→ **Stored rows**
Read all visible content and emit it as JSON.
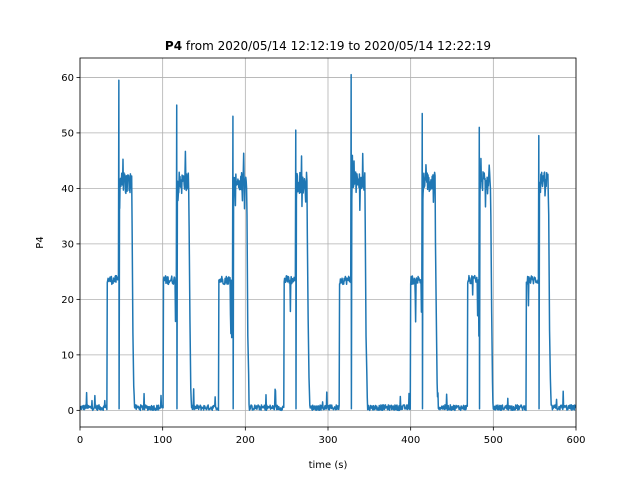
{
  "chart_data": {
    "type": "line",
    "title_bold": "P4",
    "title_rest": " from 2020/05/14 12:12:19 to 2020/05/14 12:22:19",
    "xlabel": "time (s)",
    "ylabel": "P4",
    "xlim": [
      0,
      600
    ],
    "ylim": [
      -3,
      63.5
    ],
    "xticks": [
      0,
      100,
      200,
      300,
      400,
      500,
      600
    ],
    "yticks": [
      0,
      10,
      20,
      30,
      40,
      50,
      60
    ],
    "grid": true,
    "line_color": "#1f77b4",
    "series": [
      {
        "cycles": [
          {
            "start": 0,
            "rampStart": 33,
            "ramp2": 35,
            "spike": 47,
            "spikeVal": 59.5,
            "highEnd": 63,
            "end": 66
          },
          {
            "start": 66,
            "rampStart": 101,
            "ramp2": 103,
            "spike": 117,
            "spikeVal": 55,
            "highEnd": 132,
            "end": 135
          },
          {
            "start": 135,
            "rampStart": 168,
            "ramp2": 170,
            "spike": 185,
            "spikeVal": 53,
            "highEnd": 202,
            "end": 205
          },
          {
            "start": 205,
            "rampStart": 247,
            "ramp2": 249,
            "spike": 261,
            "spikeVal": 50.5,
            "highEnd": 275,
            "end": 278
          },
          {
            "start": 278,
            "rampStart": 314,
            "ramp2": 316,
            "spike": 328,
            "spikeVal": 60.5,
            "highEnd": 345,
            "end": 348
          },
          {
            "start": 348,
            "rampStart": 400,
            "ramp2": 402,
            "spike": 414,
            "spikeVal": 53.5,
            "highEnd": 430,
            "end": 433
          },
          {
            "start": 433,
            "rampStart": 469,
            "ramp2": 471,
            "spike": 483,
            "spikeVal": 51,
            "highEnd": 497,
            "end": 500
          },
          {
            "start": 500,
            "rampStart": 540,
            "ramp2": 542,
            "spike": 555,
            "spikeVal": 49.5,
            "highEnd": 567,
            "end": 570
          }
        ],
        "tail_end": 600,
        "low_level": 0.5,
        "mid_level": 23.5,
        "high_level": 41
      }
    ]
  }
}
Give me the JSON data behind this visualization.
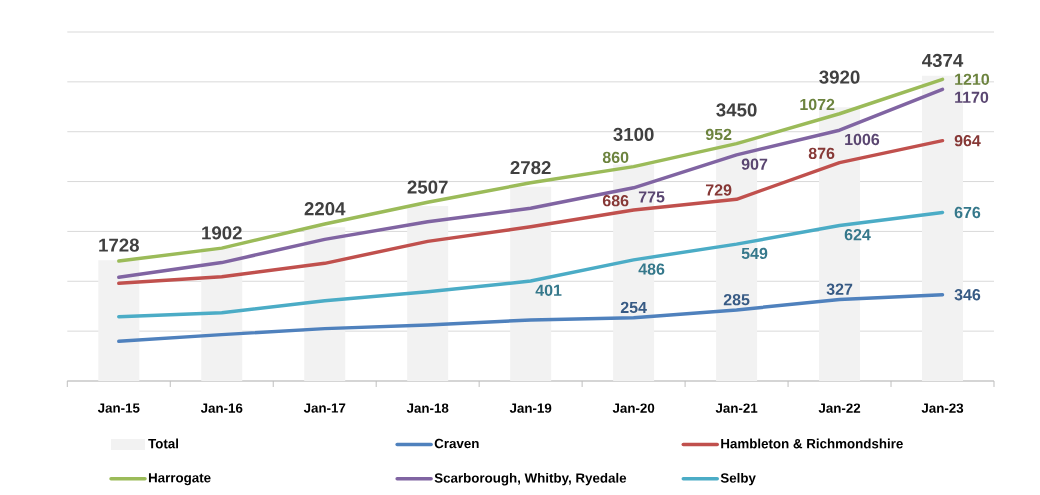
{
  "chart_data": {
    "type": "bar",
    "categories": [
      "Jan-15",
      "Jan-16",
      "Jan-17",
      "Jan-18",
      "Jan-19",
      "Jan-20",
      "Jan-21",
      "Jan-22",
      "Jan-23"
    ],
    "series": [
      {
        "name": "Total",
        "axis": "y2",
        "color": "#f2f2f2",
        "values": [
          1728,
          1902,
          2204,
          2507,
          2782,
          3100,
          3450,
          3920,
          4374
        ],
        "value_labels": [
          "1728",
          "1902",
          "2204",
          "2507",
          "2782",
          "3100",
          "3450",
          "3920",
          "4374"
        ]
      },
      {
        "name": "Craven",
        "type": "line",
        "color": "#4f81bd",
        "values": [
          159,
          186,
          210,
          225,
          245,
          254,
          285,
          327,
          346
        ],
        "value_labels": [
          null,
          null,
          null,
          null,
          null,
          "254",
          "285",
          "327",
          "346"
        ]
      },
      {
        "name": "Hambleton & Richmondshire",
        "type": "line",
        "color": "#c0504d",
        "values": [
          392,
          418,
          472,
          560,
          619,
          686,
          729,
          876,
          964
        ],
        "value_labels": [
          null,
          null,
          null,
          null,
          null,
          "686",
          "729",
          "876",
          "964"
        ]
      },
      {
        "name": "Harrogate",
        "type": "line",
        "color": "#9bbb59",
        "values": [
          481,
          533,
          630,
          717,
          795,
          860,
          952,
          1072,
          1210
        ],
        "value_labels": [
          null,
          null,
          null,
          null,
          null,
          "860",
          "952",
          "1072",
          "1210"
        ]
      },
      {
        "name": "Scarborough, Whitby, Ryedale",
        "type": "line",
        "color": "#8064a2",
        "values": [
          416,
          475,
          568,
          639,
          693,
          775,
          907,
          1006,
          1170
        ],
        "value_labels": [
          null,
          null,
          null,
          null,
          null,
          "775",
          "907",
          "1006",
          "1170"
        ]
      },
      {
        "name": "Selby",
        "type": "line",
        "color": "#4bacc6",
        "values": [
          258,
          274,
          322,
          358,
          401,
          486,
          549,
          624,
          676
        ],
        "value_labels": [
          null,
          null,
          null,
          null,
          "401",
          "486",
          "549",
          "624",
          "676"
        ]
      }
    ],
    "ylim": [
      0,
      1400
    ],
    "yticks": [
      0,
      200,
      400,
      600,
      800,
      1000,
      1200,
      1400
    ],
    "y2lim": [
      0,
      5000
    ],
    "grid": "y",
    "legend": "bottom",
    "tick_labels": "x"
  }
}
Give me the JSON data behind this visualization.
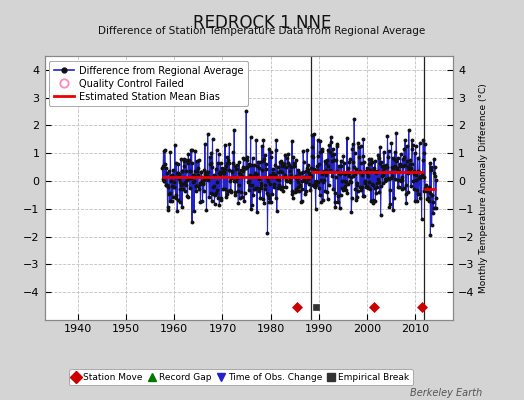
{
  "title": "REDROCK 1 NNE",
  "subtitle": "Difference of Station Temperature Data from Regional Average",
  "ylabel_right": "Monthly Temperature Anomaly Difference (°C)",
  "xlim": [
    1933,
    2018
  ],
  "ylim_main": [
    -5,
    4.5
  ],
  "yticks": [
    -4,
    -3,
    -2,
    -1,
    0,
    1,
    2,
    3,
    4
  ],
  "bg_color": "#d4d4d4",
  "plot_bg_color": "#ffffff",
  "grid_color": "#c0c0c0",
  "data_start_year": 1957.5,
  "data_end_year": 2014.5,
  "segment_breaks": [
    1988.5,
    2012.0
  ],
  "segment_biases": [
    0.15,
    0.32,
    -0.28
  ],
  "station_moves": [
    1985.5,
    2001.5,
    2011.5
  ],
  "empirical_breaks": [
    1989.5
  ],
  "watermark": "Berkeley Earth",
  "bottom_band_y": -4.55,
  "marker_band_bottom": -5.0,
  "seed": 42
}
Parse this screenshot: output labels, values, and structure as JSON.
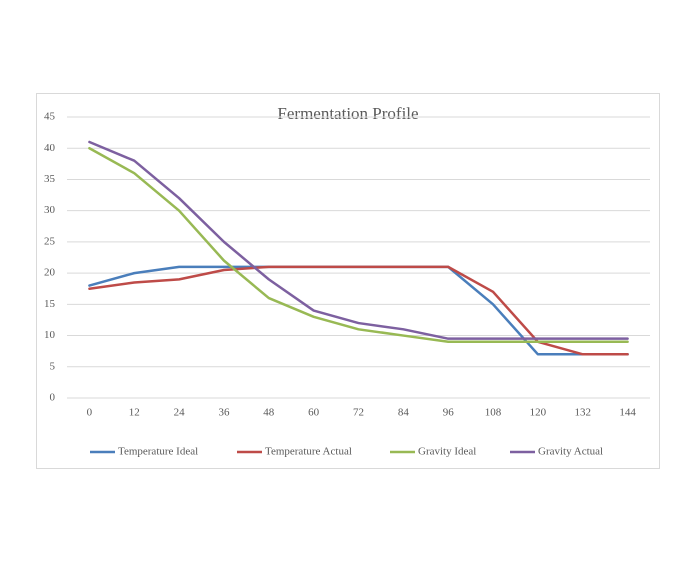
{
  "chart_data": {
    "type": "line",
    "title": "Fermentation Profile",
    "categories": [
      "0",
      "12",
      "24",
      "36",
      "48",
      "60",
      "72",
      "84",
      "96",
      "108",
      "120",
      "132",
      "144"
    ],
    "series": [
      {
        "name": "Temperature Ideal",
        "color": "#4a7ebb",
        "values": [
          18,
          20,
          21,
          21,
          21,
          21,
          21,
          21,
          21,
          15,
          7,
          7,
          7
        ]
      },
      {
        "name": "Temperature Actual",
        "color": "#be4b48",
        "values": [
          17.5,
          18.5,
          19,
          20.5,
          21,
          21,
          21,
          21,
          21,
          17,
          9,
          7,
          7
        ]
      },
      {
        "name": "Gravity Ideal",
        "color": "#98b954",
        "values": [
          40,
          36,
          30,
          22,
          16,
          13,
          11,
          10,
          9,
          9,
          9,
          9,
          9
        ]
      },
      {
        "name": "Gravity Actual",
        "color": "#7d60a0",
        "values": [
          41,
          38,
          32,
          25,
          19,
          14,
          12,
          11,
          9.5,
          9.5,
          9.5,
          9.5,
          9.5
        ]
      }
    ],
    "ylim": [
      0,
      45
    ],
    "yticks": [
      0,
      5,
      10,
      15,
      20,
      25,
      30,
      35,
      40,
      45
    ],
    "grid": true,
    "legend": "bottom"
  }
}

→ **Given exercise**
From the line containing "Parse this screenshot: output" down to the last line of the entries above, copy each line exactly and nothing more. Leave pictures out.

→ **Finished task**
Parse this screenshot: output labels, values, and structure as JSON.
{
  "chart_data": {
    "type": "line",
    "title": "Fermentation Profile",
    "categories": [
      "0",
      "12",
      "24",
      "36",
      "48",
      "60",
      "72",
      "84",
      "96",
      "108",
      "120",
      "132",
      "144"
    ],
    "series": [
      {
        "name": "Temperature Ideal",
        "color": "#4a7ebb",
        "values": [
          18,
          20,
          21,
          21,
          21,
          21,
          21,
          21,
          21,
          15,
          7,
          7,
          7
        ]
      },
      {
        "name": "Temperature Actual",
        "color": "#be4b48",
        "values": [
          17.5,
          18.5,
          19,
          20.5,
          21,
          21,
          21,
          21,
          21,
          17,
          9,
          7,
          7
        ]
      },
      {
        "name": "Gravity Ideal",
        "color": "#98b954",
        "values": [
          40,
          36,
          30,
          22,
          16,
          13,
          11,
          10,
          9,
          9,
          9,
          9,
          9
        ]
      },
      {
        "name": "Gravity Actual",
        "color": "#7d60a0",
        "values": [
          41,
          38,
          32,
          25,
          19,
          14,
          12,
          11,
          9.5,
          9.5,
          9.5,
          9.5,
          9.5
        ]
      }
    ],
    "ylim": [
      0,
      45
    ],
    "yticks": [
      0,
      5,
      10,
      15,
      20,
      25,
      30,
      35,
      40,
      45
    ],
    "grid": true,
    "legend": "bottom"
  }
}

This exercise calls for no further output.